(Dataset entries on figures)
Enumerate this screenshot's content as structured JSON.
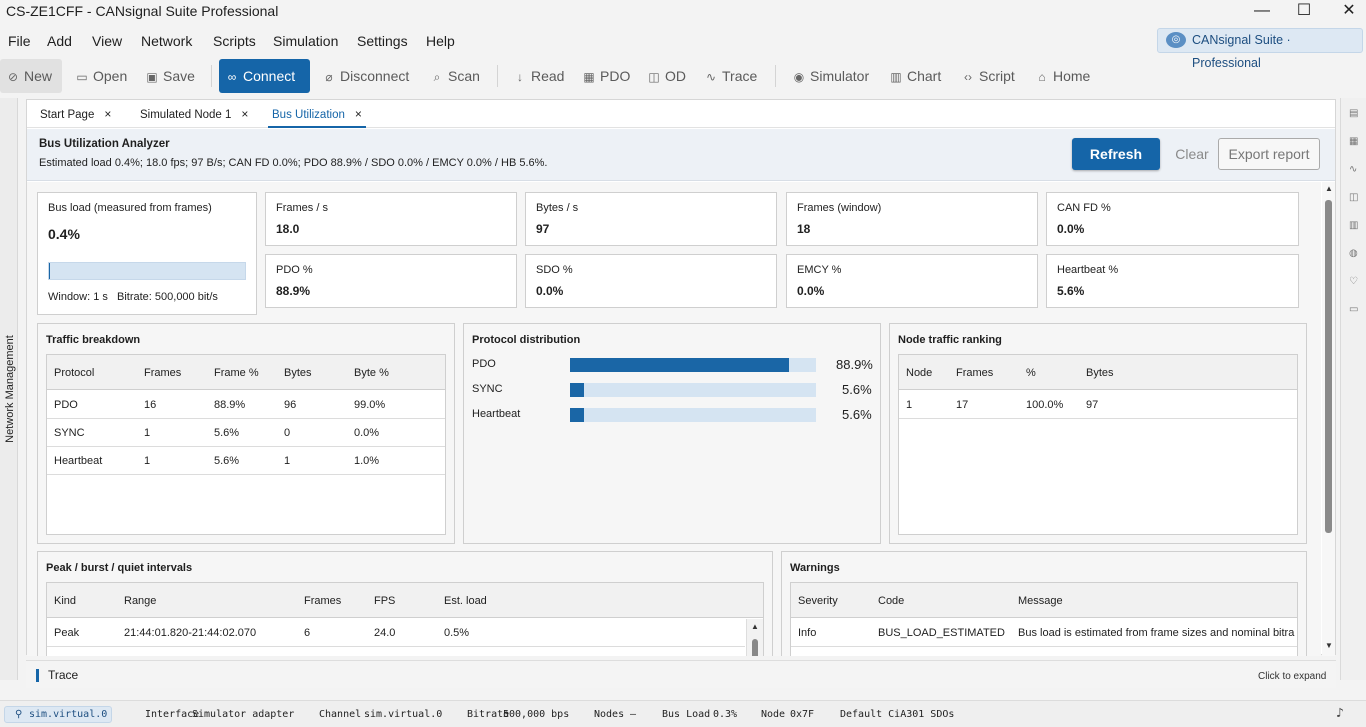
{
  "window": {
    "title": "CS-ZE1CFF - CANsignal Suite Professional",
    "minimize": "—",
    "maximize": "☐",
    "close": "✕"
  },
  "menu": [
    "File",
    "Add",
    "View",
    "Network",
    "Scripts",
    "Simulation",
    "Settings",
    "Help"
  ],
  "brand": {
    "label": "CANsignal Suite · Professional"
  },
  "toolbar": {
    "new": "New",
    "open": "Open",
    "save": "Save",
    "connect": "Connect",
    "disconnect": "Disconnect",
    "scan": "Scan",
    "read": "Read",
    "pdo": "PDO",
    "od": "OD",
    "trace": "Trace",
    "simulator": "Simulator",
    "chart": "Chart",
    "script": "Script",
    "home": "Home"
  },
  "left_rail": {
    "label": "Network Management"
  },
  "tabs": [
    {
      "label": "Start Page",
      "close": "×"
    },
    {
      "label": "Simulated Node 1",
      "close": "×"
    },
    {
      "label": "Bus Utilization",
      "close": "×"
    }
  ],
  "header": {
    "title": "Bus Utilization Analyzer",
    "summary": "Estimated load 0.4%; 18.0 fps; 97 B/s; CAN FD 0.0%; PDO 88.9% / SDO 0.0% / EMCY 0.0% / HB 5.6%.",
    "refresh": "Refresh",
    "clear": "Clear",
    "export": "Export report"
  },
  "busload": {
    "label": "Bus load (measured from frames)",
    "value": "0.4%",
    "level": 0.004,
    "window_label": "Window: 1 s",
    "bitrate_label": "Bitrate: 500,000 bit/s"
  },
  "metrics": [
    {
      "label": "Frames / s",
      "value": "18.0"
    },
    {
      "label": "Bytes / s",
      "value": "97"
    },
    {
      "label": "Frames (window)",
      "value": "18"
    },
    {
      "label": "CAN FD %",
      "value": "0.0%"
    },
    {
      "label": "PDO %",
      "value": "88.9%"
    },
    {
      "label": "SDO %",
      "value": "0.0%"
    },
    {
      "label": "EMCY %",
      "value": "0.0%"
    },
    {
      "label": "Heartbeat %",
      "value": "5.6%"
    }
  ],
  "traffic": {
    "title": "Traffic breakdown",
    "columns": [
      "Protocol",
      "Frames",
      "Frame %",
      "Bytes",
      "Byte %"
    ],
    "rows": [
      [
        "PDO",
        "16",
        "88.9%",
        "96",
        "99.0%"
      ],
      [
        "SYNC",
        "1",
        "5.6%",
        "0",
        "0.0%"
      ],
      [
        "Heartbeat",
        "1",
        "5.6%",
        "1",
        "1.0%"
      ]
    ]
  },
  "distribution": {
    "title": "Protocol distribution",
    "items": [
      {
        "name": "PDO",
        "pct": "88.9%",
        "value": 88.9
      },
      {
        "name": "SYNC",
        "pct": "5.6%",
        "value": 5.6
      },
      {
        "name": "Heartbeat",
        "pct": "5.6%",
        "value": 5.6
      }
    ]
  },
  "ranking": {
    "title": "Node traffic ranking",
    "columns": [
      "Node",
      "Frames",
      "%",
      "Bytes"
    ],
    "rows": [
      [
        "1",
        "17",
        "100.0%",
        "97"
      ]
    ]
  },
  "intervals": {
    "title": "Peak / burst / quiet intervals",
    "columns": [
      "Kind",
      "Range",
      "Frames",
      "FPS",
      "Est. load"
    ],
    "rows": [
      [
        "Peak",
        "21:44:01.820-21:44:02.070",
        "6",
        "24.0",
        "0.5%"
      ]
    ]
  },
  "warnings": {
    "title": "Warnings",
    "columns": [
      "Severity",
      "Code",
      "Message"
    ],
    "rows": [
      [
        "Info",
        "BUS_LOAD_ESTIMATED",
        "Bus load is estimated from frame sizes and nominal bitra"
      ]
    ]
  },
  "trace": {
    "label": "Trace",
    "hint": "Click to expand"
  },
  "status": {
    "channel_badge": "sim.virtual.0",
    "interface_label": "Interface",
    "interface_value": "Simulator adapter",
    "channel_label": "Channel",
    "channel_value": "sim.virtual.0",
    "bitrate_label": "Bitrate",
    "bitrate_value": "500,000 bps",
    "nodes_label": "Nodes",
    "nodes_value": "–",
    "busload_label": "Bus Load",
    "busload_value": "0.3%",
    "node_label": "Node",
    "node_value": "0x7F",
    "sdo_label": "Default CiA301 SDOs"
  },
  "colors": {
    "accent": "#1565a8",
    "bar_track": "#d5e4f2"
  }
}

> **EXERCISE AIM**: What you return should match the records above word for word, minus the pictures.

> **FINAL ANSWER**:
Enumerate this screenshot's content as structured JSON.
{
  "window": {
    "title": "CS-ZE1CFF - CANsignal Suite Professional",
    "minimize": "—",
    "maximize": "☐",
    "close": "✕"
  },
  "menu": [
    "File",
    "Add",
    "View",
    "Network",
    "Scripts",
    "Simulation",
    "Settings",
    "Help"
  ],
  "brand": {
    "label": "CANsignal Suite · Professional"
  },
  "toolbar": {
    "new": "New",
    "open": "Open",
    "save": "Save",
    "connect": "Connect",
    "disconnect": "Disconnect",
    "scan": "Scan",
    "read": "Read",
    "pdo": "PDO",
    "od": "OD",
    "trace": "Trace",
    "simulator": "Simulator",
    "chart": "Chart",
    "script": "Script",
    "home": "Home"
  },
  "left_rail": {
    "label": "Network Management"
  },
  "tabs": [
    {
      "label": "Start Page",
      "close": "×"
    },
    {
      "label": "Simulated Node 1",
      "close": "×"
    },
    {
      "label": "Bus Utilization",
      "close": "×"
    }
  ],
  "header": {
    "title": "Bus Utilization Analyzer",
    "summary": "Estimated load 0.4%; 18.0 fps; 97 B/s; CAN FD 0.0%; PDO 88.9% / SDO 0.0% / EMCY 0.0% / HB 5.6%.",
    "refresh": "Refresh",
    "clear": "Clear",
    "export": "Export report"
  },
  "busload": {
    "label": "Bus load (measured from frames)",
    "value": "0.4%",
    "level": 0.004,
    "window_label": "Window: 1 s",
    "bitrate_label": "Bitrate: 500,000 bit/s"
  },
  "metrics": [
    {
      "label": "Frames / s",
      "value": "18.0"
    },
    {
      "label": "Bytes / s",
      "value": "97"
    },
    {
      "label": "Frames (window)",
      "value": "18"
    },
    {
      "label": "CAN FD %",
      "value": "0.0%"
    },
    {
      "label": "PDO %",
      "value": "88.9%"
    },
    {
      "label": "SDO %",
      "value": "0.0%"
    },
    {
      "label": "EMCY %",
      "value": "0.0%"
    },
    {
      "label": "Heartbeat %",
      "value": "5.6%"
    }
  ],
  "traffic": {
    "title": "Traffic breakdown",
    "columns": [
      "Protocol",
      "Frames",
      "Frame %",
      "Bytes",
      "Byte %"
    ],
    "rows": [
      [
        "PDO",
        "16",
        "88.9%",
        "96",
        "99.0%"
      ],
      [
        "SYNC",
        "1",
        "5.6%",
        "0",
        "0.0%"
      ],
      [
        "Heartbeat",
        "1",
        "5.6%",
        "1",
        "1.0%"
      ]
    ]
  },
  "distribution": {
    "title": "Protocol distribution",
    "items": [
      {
        "name": "PDO",
        "pct": "88.9%",
        "value": 88.9
      },
      {
        "name": "SYNC",
        "pct": "5.6%",
        "value": 5.6
      },
      {
        "name": "Heartbeat",
        "pct": "5.6%",
        "value": 5.6
      }
    ]
  },
  "ranking": {
    "title": "Node traffic ranking",
    "columns": [
      "Node",
      "Frames",
      "%",
      "Bytes"
    ],
    "rows": [
      [
        "1",
        "17",
        "100.0%",
        "97"
      ]
    ]
  },
  "intervals": {
    "title": "Peak / burst / quiet intervals",
    "columns": [
      "Kind",
      "Range",
      "Frames",
      "FPS",
      "Est. load"
    ],
    "rows": [
      [
        "Peak",
        "21:44:01.820-21:44:02.070",
        "6",
        "24.0",
        "0.5%"
      ]
    ]
  },
  "warnings": {
    "title": "Warnings",
    "columns": [
      "Severity",
      "Code",
      "Message"
    ],
    "rows": [
      [
        "Info",
        "BUS_LOAD_ESTIMATED",
        "Bus load is estimated from frame sizes and nominal bitra"
      ]
    ]
  },
  "trace": {
    "label": "Trace",
    "hint": "Click to expand"
  },
  "status": {
    "channel_badge": "sim.virtual.0",
    "interface_label": "Interface",
    "interface_value": "Simulator adapter",
    "channel_label": "Channel",
    "channel_value": "sim.virtual.0",
    "bitrate_label": "Bitrate",
    "bitrate_value": "500,000 bps",
    "nodes_label": "Nodes",
    "nodes_value": "–",
    "busload_label": "Bus Load",
    "busload_value": "0.3%",
    "node_label": "Node",
    "node_value": "0x7F",
    "sdo_label": "Default CiA301 SDOs"
  },
  "colors": {
    "accent": "#1565a8",
    "bar_track": "#d5e4f2"
  }
}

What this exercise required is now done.